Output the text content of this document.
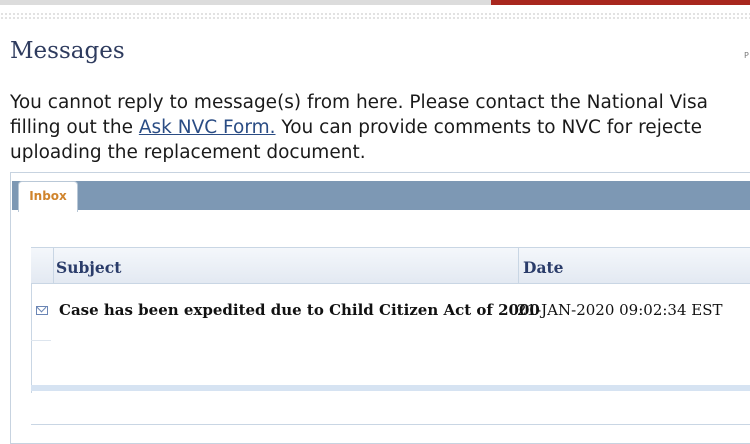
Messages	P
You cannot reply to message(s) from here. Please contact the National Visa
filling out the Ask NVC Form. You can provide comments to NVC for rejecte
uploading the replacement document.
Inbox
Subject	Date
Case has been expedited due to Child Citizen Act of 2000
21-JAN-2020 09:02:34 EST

INSTRUCTIONS FOR THE TASK: Reproduce the material above verbatim; omit every picture.

RESULT:
Output the text content of this document.
Messages	P
You cannot reply to message(s) from here. Please contact the National Visa
filling out the Ask NVC Form. You can provide comments to NVC for rejecte
uploading the replacement document.
Inbox
Subject	Date
Case has been expedited due to Child Citizen Act of 2000
21-JAN-2020 09:02:34 EST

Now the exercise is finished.